Work to do
(1) Write down, word for word, the portion of the passage on the CRTC's usage-based billing decision starting at "For many years, Canada" and ending at "and speed matching.".
(2) Carry on the passage about the CRTC's usage-based billing decision and independent Internet providers from the point at which it stops.

Passage
****
My weekly technology law column (Toronto Star version, homepage version) notes the resulting decision seemed to cause considerable confusion as some headlines trumpeted a "Canadian compromise," while others insisted that the CRTC had renewed support for UBB. Those headlines were wrong. The decision does not support UBB at the wholesale level (the retail market is another story) and the CRTC did not strike a compromise. Rather, it sided with the independent Internet providers by developing the framework the independents had long claimed was absent - one based on the freedom to compete.

For many years, Canada has maintained policies theoretically designed to foster an independent ISP market.  Those policies required the large Internet providers such as Bell and Rogers to make part of their network available to independent competitors. Since the large providers were not supportive of increased competition, the CRTC established mandatory rules on access, pricing, and speed matching.

Yet despite years of tinkering with the rules, the independents only garnered a tiny percentage of the marketplace (approximately six percent). The UBB issue illustrates why the independent providers have struggled since the original proposal would have allowed Bell to charge independent ISPs based on the amount of data used.
****
Collected material
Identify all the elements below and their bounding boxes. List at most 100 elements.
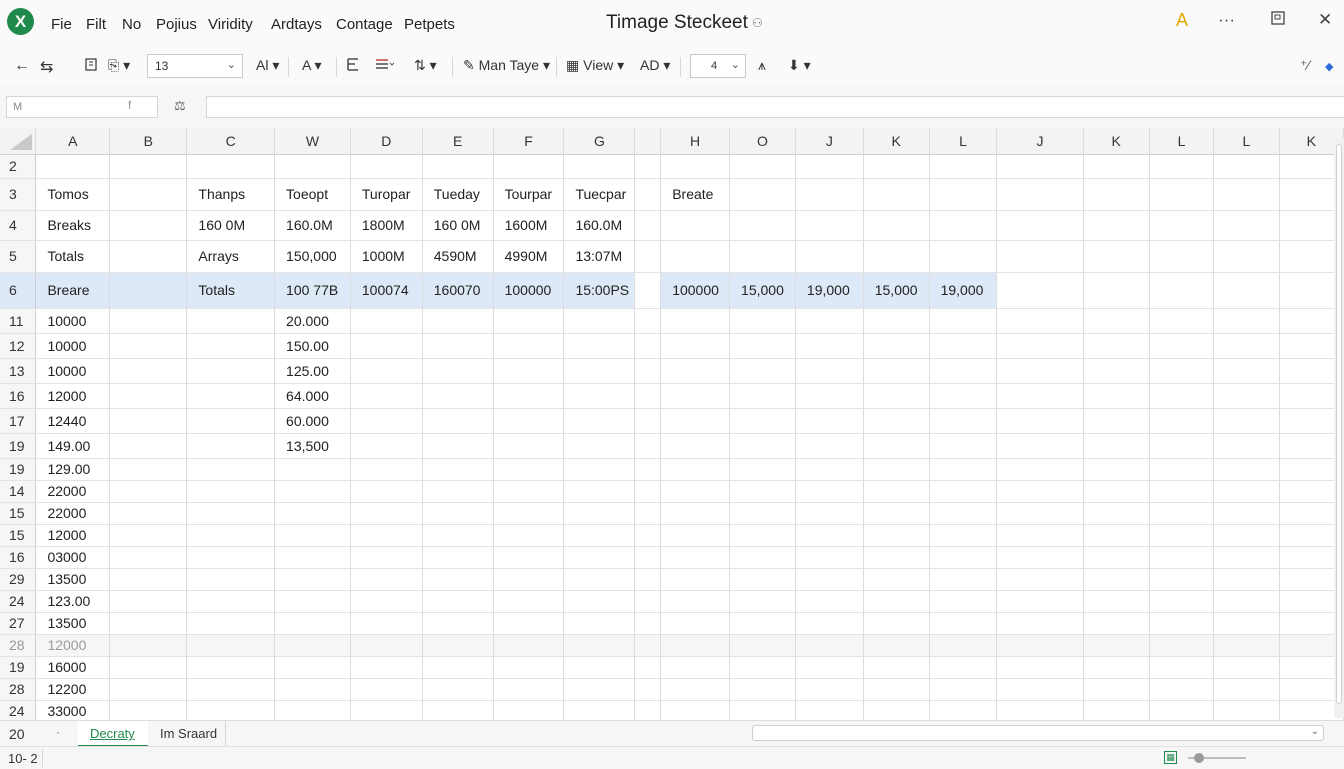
****
Answers per task
(1)
For many years, Canada has maintained policies theoretically designed to foster an independent ISP market.  Those policies required the large Internet providers such as Bell and Rogers to make part of their network available to independent competitors. Since the large providers were not supportive of increased competition, the CRTC established mandatory rules on access, pricing, and speed matching.

(2)
While that sounds reasonable, the cost of running a network has little to do with the amount of data consumed.  Rather, it is linked to the capacity of the network - the fatter the pipe, the greater the cost, irrespective of how much data is actually consumed.

Independent providers rebelled against the UBB plans when they realized it would effectively remove their ability to differentiate their services from the large providers. If large providers could charge based on consumption, they could render popular unlimited data plans prohibitively expensive and squeeze the independents out of the market.

The new CRTC approach is based chiefly on opening the door to real competition by granting the independent providers the freedom to differentiate their pricing and services.

First, it adopts a capacity based model for pricing between ISPs, not the volume or consumption models preferred by the large providers. Under the new system, independent ISPs will pay a set access fee for each customer and purchase whatever capacity they think they need. For example, the CRTC set the monthly access fee for an Internet provider using Bell’s network at approximately $14.00 for a customer with speeds of up to 5 Mbps and approximately $25.00 for speeds up to 25 Mbps.

Once the Internet provider has paid those costs, they can offer differing speeds, new pricing models, and whatever service innovations they see fit. This is major change that not only revamps pricing, but it also effectively does away with an earlier speed matching decision that limited the independent ISPs to only offering speeds offered by the incumbents.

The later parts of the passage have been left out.